Given problem A —
Answer these questions from the Citigroup contingencies passage, one per line:
(i) Which note to the Consolidated Financial Statements in the 2013 Annual Report on Form 10-K does the passage supplement?
(ii) Under which accounting standard does Citigroup establish accruals for contingencies?
(iii) What is the end date of the quarterly period covered by the Form 10-Q it mentions?
Given problem B —
List every party that the Citigroup contingencies passage says is sometimes collectively referred to as Citigroup and Related Parties.
Given problem C —
Resume the Citigroup contingencies passage after its final sentence, keeping its formal disclosure style.
======== Reading text
The following information supplements and amends, as applicable, the disclosures in Note 28 to the Consolidated Financial Statements of Citigroup's 2013 Annual Report on Form 10-K and Note 25 to the Consolidated Financial Statements of Citigroup’s Quarterly Report on Form 10-Q for the quarterly period ended March 31, 2014. For purposes of this Note, Citigroup, its affiliates and subsidiaries, and current and former officers, directors and employees, are sometimes collectively referred to as Citigroup and Related Parties.
In accordance with ASC 450, Citigroup establishes accruals for contingencies, including the litigation and regulatory matters disclosed herein, when Citigroup believes it is probable that a loss has been incurred and the amount of the loss can be reasonably estimated. Once established, accruals are adjusted from time to time, as appropriate, in light of additional information. The amount of loss ultimately incurred in relation to those matters may be substantially higher or lower than the amounts accrued for those matters.
================
======== Material provided
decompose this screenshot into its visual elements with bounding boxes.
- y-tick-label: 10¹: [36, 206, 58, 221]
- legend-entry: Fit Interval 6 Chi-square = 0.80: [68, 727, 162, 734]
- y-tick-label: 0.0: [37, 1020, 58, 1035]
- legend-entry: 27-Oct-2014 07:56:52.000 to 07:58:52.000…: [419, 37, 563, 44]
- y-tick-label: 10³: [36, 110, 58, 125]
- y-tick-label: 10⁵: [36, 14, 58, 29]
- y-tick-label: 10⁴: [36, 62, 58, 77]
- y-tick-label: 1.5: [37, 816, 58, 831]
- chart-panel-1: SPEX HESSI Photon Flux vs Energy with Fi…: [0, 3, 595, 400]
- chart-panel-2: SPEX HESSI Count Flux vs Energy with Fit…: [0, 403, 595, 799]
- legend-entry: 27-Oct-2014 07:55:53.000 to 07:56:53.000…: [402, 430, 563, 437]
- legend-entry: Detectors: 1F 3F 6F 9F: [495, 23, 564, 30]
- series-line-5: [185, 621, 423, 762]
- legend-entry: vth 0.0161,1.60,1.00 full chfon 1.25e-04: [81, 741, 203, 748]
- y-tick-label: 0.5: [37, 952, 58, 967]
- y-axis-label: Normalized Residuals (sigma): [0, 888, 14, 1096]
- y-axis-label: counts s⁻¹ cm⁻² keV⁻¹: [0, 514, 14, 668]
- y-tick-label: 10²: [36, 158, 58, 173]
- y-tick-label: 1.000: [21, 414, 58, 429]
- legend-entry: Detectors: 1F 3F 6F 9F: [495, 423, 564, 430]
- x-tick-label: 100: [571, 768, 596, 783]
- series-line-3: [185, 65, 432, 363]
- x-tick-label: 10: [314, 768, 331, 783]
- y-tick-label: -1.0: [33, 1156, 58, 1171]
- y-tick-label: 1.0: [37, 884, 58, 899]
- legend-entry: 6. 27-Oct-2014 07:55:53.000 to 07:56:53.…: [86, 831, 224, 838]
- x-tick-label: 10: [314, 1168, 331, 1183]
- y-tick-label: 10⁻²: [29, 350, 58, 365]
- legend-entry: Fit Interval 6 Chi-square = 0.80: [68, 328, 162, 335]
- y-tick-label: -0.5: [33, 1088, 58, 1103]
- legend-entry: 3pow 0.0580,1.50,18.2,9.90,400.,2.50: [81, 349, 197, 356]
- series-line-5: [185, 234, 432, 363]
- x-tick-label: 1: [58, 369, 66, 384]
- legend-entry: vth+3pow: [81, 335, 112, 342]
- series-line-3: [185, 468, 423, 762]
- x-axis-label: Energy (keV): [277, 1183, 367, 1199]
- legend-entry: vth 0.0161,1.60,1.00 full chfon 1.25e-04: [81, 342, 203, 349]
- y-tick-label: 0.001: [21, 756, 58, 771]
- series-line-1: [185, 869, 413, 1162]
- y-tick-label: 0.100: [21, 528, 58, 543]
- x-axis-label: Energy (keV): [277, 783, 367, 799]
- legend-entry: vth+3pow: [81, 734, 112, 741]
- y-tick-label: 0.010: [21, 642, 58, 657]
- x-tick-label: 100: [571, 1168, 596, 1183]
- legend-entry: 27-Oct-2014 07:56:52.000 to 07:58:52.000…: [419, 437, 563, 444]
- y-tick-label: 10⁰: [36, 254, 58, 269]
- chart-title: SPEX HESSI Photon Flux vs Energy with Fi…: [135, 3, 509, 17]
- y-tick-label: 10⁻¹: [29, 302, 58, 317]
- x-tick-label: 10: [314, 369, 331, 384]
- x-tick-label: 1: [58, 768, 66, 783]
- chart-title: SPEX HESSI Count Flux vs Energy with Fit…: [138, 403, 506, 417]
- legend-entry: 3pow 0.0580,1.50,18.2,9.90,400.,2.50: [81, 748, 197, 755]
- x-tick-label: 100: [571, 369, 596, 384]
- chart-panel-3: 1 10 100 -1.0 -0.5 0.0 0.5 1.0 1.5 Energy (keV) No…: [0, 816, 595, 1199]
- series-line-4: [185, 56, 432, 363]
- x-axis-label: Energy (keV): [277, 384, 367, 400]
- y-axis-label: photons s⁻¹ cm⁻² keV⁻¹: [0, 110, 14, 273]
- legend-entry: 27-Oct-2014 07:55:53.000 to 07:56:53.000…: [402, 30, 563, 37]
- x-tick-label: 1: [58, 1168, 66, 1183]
================
Task response A —
(i) Note 28
(ii) ASC 450
(iii) March 31, 2014

Task response B —
Citigroup; its affiliates; its subsidiaries; its current and former officers; its current and former directors; its current and former employees

Task response C —
If Citigroup has not accrued for a matter because the matter does not meet the criteria for accrual (as set forth above), or Citigroup believes an exposure to loss exists in excess of the amount accrued for a particular matter, in each case assuming a material loss is reasonably possible, Citigroup discloses the matter. In addition, for such matters, Citigroup discloses an estimate of the aggregate reasonably possible loss or range of loss in excess of the amounts accrued for those matters as to which an estimate can be made. At June 30, 2014, Citigroup's estimate was materially unchanged from its estimate of approximately $5 billion at December 31, 2013, as more fully described in Note 28 to the Consolidated Financial Statements in the 2013 Annual Report on Form 10-K.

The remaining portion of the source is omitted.